• _What is being asked_:
Reproduce the listing exactly and skip over any pictures.

-- Begin Data provided --

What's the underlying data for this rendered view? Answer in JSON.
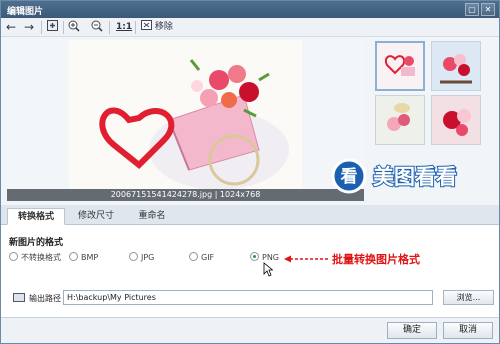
{
  "window": {
    "title": "编辑图片"
  },
  "toolbar": {
    "zoom_ratio": "1:1",
    "delete_label": "移除"
  },
  "image": {
    "caption": "20067151541424278.jpg | 1024x768"
  },
  "logo": {
    "text": "美图看看"
  },
  "tabs": [
    {
      "label": "转换格式"
    },
    {
      "label": "修改尺寸"
    },
    {
      "label": "重命名"
    }
  ],
  "format": {
    "section_title": "新图片的格式",
    "options": [
      {
        "label": "不转换格式",
        "selected": false
      },
      {
        "label": "BMP",
        "selected": false
      },
      {
        "label": "JPG",
        "selected": false
      },
      {
        "label": "GIF",
        "selected": false
      },
      {
        "label": "PNG",
        "selected": true
      }
    ],
    "annotation": "批量转换图片格式"
  },
  "output": {
    "label": "输出路径",
    "path": "H:\\backup\\My Pictures",
    "browse_label": "浏览..."
  },
  "footer": {
    "ok_label": "确定",
    "cancel_label": "取消"
  },
  "colors": {
    "annotation": "#e01414",
    "selected_radio": "#2e9a3a",
    "titlebar": "#3b5a78"
  }
}
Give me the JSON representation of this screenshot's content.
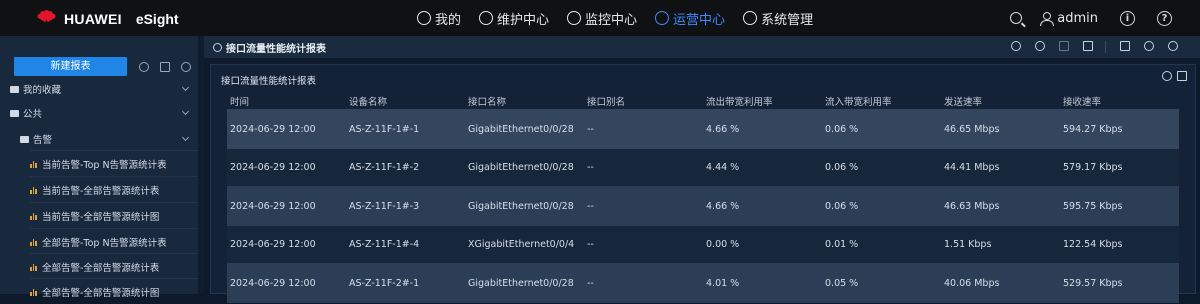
{
  "header": {
    "brand": "HUAWEI",
    "product": "eSight",
    "nav": [
      {
        "label": "我的",
        "icon": "user-icon"
      },
      {
        "label": "维护中心",
        "icon": "maintenance-icon"
      },
      {
        "label": "监控中心",
        "icon": "eye-icon"
      },
      {
        "label": "运营中心",
        "icon": "operations-icon",
        "active": true
      },
      {
        "label": "系统管理",
        "icon": "gear-icon"
      }
    ],
    "user": "admin",
    "right_icons": [
      "search-icon",
      "user-icon",
      "info-icon",
      "help-icon"
    ]
  },
  "sidebar": {
    "new_report_label": "新建报表",
    "tree": [
      {
        "label": "我的收藏",
        "icon": "folder-icon",
        "level": 0
      },
      {
        "label": "公共",
        "icon": "folder-icon",
        "level": 0
      },
      {
        "label": "告警",
        "icon": "folder-icon",
        "level": 1
      },
      {
        "label": "当前告警-Top N告警源统计表",
        "icon": "chart-icon",
        "level": 2
      },
      {
        "label": "当前告警-全部告警源统计表",
        "icon": "chart-icon",
        "level": 2
      },
      {
        "label": "当前告警-全部告警源统计图",
        "icon": "chart-icon",
        "level": 2
      },
      {
        "label": "全部告警-Top N告警源统计表",
        "icon": "chart-icon",
        "level": 2
      },
      {
        "label": "全部告警-全部告警源统计表",
        "icon": "chart-icon",
        "level": 2
      },
      {
        "label": "全部告警-全部告警源统计图",
        "icon": "chart-icon",
        "level": 2
      }
    ]
  },
  "main": {
    "title": "接口流量性能统计报表",
    "panel_title": "接口流量性能统计报表",
    "columns": [
      "时间",
      "设备名称",
      "接口名称",
      "接口别名",
      "流出带宽利用率",
      "流入带宽利用率",
      "发送速率",
      "接收速率"
    ],
    "rows": [
      [
        "2024-06-29 12:00",
        "AS-Z-11F-1#-1",
        "GigabitEthernet0/0/28",
        "--",
        "4.66 %",
        "0.06 %",
        "46.65 Mbps",
        "594.27 Kbps"
      ],
      [
        "2024-06-29 12:00",
        "AS-Z-11F-1#-2",
        "GigabitEthernet0/0/28",
        "--",
        "4.44 %",
        "0.06 %",
        "44.41 Mbps",
        "579.17 Kbps"
      ],
      [
        "2024-06-29 12:00",
        "AS-Z-11F-1#-3",
        "GigabitEthernet0/0/28",
        "--",
        "4.66 %",
        "0.06 %",
        "46.63 Mbps",
        "595.75 Kbps"
      ],
      [
        "2024-06-29 12:00",
        "AS-Z-11F-1#-4",
        "XGigabitEthernet0/0/4",
        "--",
        "0.00 %",
        "0.01 %",
        "1.51 Kbps",
        "122.54 Kbps"
      ],
      [
        "2024-06-29 12:00",
        "AS-Z-11F-2#-1",
        "GigabitEthernet0/0/28",
        "--",
        "4.01 %",
        "0.05 %",
        "40.06 Mbps",
        "529.57 Kbps"
      ]
    ]
  }
}
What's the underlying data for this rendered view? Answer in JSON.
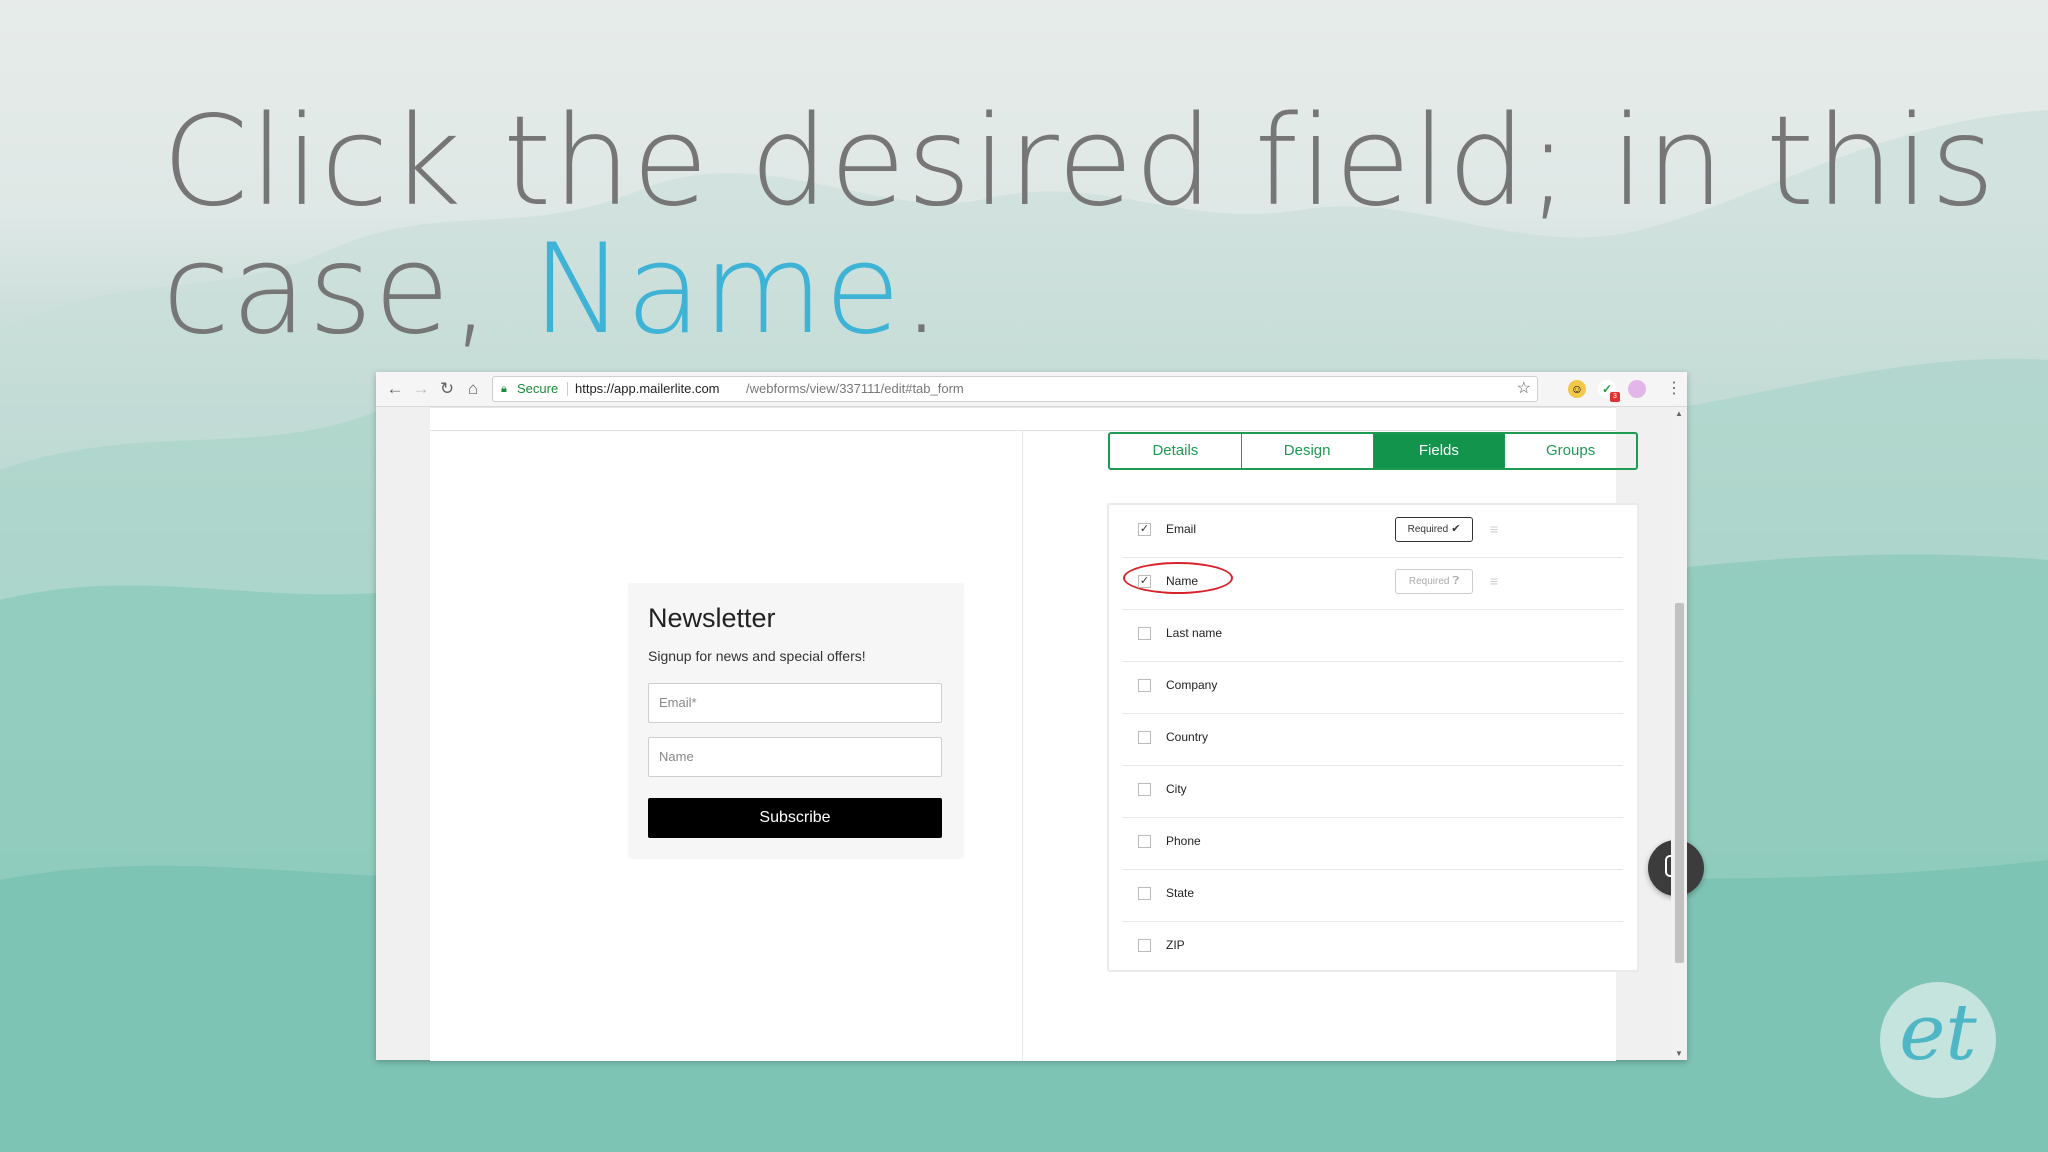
{
  "slide": {
    "title_part1": "Click the desired field; in this case, ",
    "title_highlight": "Name",
    "title_end": "."
  },
  "colors": {
    "accent": "#3fb3d6",
    "brand_green": "#12944c",
    "highlight_circle": "#d8232a"
  },
  "browser": {
    "secure_label": "Secure",
    "url_host": "https://app.mailerlite.com",
    "url_path": "/webforms/view/337111/edit#tab_form",
    "icons": [
      "back-icon",
      "forward-icon",
      "reload-icon",
      "home-icon",
      "lock-icon",
      "star-icon",
      "menu-icon"
    ],
    "extension_badge": "3"
  },
  "preview": {
    "title": "Newsletter",
    "subtitle": "Signup for news and special offers!",
    "email_placeholder": "Email*",
    "name_placeholder": "Name",
    "subscribe_label": "Subscribe"
  },
  "tabs": [
    {
      "label": "Details",
      "active": false
    },
    {
      "label": "Design",
      "active": false
    },
    {
      "label": "Fields",
      "active": true
    },
    {
      "label": "Groups",
      "active": false
    }
  ],
  "fields": [
    {
      "label": "Email",
      "checked": true,
      "required_label": "Required",
      "required_on": true
    },
    {
      "label": "Name",
      "checked": true,
      "required_label": "Required",
      "required_on": false
    },
    {
      "label": "Last name",
      "checked": false
    },
    {
      "label": "Company",
      "checked": false
    },
    {
      "label": "Country",
      "checked": false
    },
    {
      "label": "City",
      "checked": false
    },
    {
      "label": "Phone",
      "checked": false
    },
    {
      "label": "State",
      "checked": false
    },
    {
      "label": "ZIP",
      "checked": false
    }
  ],
  "logo": {
    "text": "et"
  }
}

-- End Data provided --

• _Result of this task_:
What's the underlying data for this rendered view? Answer in JSON.
{
  "window": {
    "title": "编辑图片"
  },
  "toolbar": {
    "zoom_ratio": "1:1",
    "delete_label": "移除"
  },
  "image": {
    "caption": "20067151541424278.jpg | 1024x768"
  },
  "logo": {
    "text": "美图看看"
  },
  "tabs": [
    {
      "label": "转换格式"
    },
    {
      "label": "修改尺寸"
    },
    {
      "label": "重命名"
    }
  ],
  "format": {
    "section_title": "新图片的格式",
    "options": [
      {
        "label": "不转换格式",
        "selected": false
      },
      {
        "label": "BMP",
        "selected": false
      },
      {
        "label": "JPG",
        "selected": false
      },
      {
        "label": "GIF",
        "selected": false
      },
      {
        "label": "PNG",
        "selected": true
      }
    ],
    "annotation": "批量转换图片格式"
  },
  "output": {
    "label": "输出路径",
    "path": "H:\\backup\\My Pictures",
    "browse_label": "浏览..."
  },
  "footer": {
    "ok_label": "确定",
    "cancel_label": "取消"
  },
  "colors": {
    "annotation": "#e01414",
    "selected_radio": "#2e9a3a",
    "titlebar": "#3b5a78"
  }
}
Give me the JSON representation of this screenshot's content.
{
  "header": {
    "brand": "HUAWEI",
    "product": "eSight",
    "nav": [
      {
        "label": "我的",
        "icon": "user-icon"
      },
      {
        "label": "维护中心",
        "icon": "maintenance-icon"
      },
      {
        "label": "监控中心",
        "icon": "eye-icon"
      },
      {
        "label": "运营中心",
        "icon": "operations-icon",
        "active": true
      },
      {
        "label": "系统管理",
        "icon": "gear-icon"
      }
    ],
    "user": "admin",
    "right_icons": [
      "search-icon",
      "user-icon",
      "info-icon",
      "help-icon"
    ]
  },
  "sidebar": {
    "new_report_label": "新建报表",
    "tree": [
      {
        "label": "我的收藏",
        "icon": "folder-icon",
        "level": 0
      },
      {
        "label": "公共",
        "icon": "folder-icon",
        "level": 0
      },
      {
        "label": "告警",
        "icon": "folder-icon",
        "level": 1
      },
      {
        "label": "当前告警-Top N告警源统计表",
        "icon": "chart-icon",
        "level": 2
      },
      {
        "label": "当前告警-全部告警源统计表",
        "icon": "chart-icon",
        "level": 2
      },
      {
        "label": "当前告警-全部告警源统计图",
        "icon": "chart-icon",
        "level": 2
      },
      {
        "label": "全部告警-Top N告警源统计表",
        "icon": "chart-icon",
        "level": 2
      },
      {
        "label": "全部告警-全部告警源统计表",
        "icon": "chart-icon",
        "level": 2
      },
      {
        "label": "全部告警-全部告警源统计图",
        "icon": "chart-icon",
        "level": 2
      }
    ]
  },
  "main": {
    "title": "接口流量性能统计报表",
    "panel_title": "接口流量性能统计报表",
    "columns": [
      "时间",
      "设备名称",
      "接口名称",
      "接口别名",
      "流出带宽利用率",
      "流入带宽利用率",
      "发送速率",
      "接收速率"
    ],
    "rows": [
      [
        "2024-06-29 12:00",
        "AS-Z-11F-1#-1",
        "GigabitEthernet0/0/28",
        "--",
        "4.66 %",
        "0.06 %",
        "46.65 Mbps",
        "594.27 Kbps"
      ],
      [
        "2024-06-29 12:00",
        "AS-Z-11F-1#-2",
        "GigabitEthernet0/0/28",
        "--",
        "4.44 %",
        "0.06 %",
        "44.41 Mbps",
        "579.17 Kbps"
      ],
      [
        "2024-06-29 12:00",
        "AS-Z-11F-1#-3",
        "GigabitEthernet0/0/28",
        "--",
        "4.66 %",
        "0.06 %",
        "46.63 Mbps",
        "595.75 Kbps"
      ],
      [
        "2024-06-29 12:00",
        "AS-Z-11F-1#-4",
        "XGigabitEthernet0/0/4",
        "--",
        "0.00 %",
        "0.01 %",
        "1.51 Kbps",
        "122.54 Kbps"
      ],
      [
        "2024-06-29 12:00",
        "AS-Z-11F-2#-1",
        "GigabitEthernet0/0/28",
        "--",
        "4.01 %",
        "0.05 %",
        "40.06 Mbps",
        "529.57 Kbps"
      ]
    ]
  }
}
What's the underlying data for this rendered view? Answer in JSON.
{
  "slide": {
    "title_part1": "Click the desired field; in this case, ",
    "title_highlight": "Name",
    "title_end": "."
  },
  "colors": {
    "accent": "#3fb3d6",
    "brand_green": "#12944c",
    "highlight_circle": "#d8232a"
  },
  "browser": {
    "secure_label": "Secure",
    "url_host": "https://app.mailerlite.com",
    "url_path": "/webforms/view/337111/edit#tab_form",
    "icons": [
      "back-icon",
      "forward-icon",
      "reload-icon",
      "home-icon",
      "lock-icon",
      "star-icon",
      "menu-icon"
    ],
    "extension_badge": "3"
  },
  "preview": {
    "title": "Newsletter",
    "subtitle": "Signup for news and special offers!",
    "email_placeholder": "Email*",
    "name_placeholder": "Name",
    "subscribe_label": "Subscribe"
  },
  "tabs": [
    {
      "label": "Details",
      "active": false
    },
    {
      "label": "Design",
      "active": false
    },
    {
      "label": "Fields",
      "active": true
    },
    {
      "label": "Groups",
      "active": false
    }
  ],
  "fields": [
    {
      "label": "Email",
      "checked": true,
      "required_label": "Required",
      "required_on": true
    },
    {
      "label": "Name",
      "checked": true,
      "required_label": "Required",
      "required_on": false
    },
    {
      "label": "Last name",
      "checked": false
    },
    {
      "label": "Company",
      "checked": false
    },
    {
      "label": "Country",
      "checked": false
    },
    {
      "label": "City",
      "checked": false
    },
    {
      "label": "Phone",
      "checked": false
    },
    {
      "label": "State",
      "checked": false
    },
    {
      "label": "ZIP",
      "checked": false
    }
  ],
  "logo": {
    "text": "et"
  }
}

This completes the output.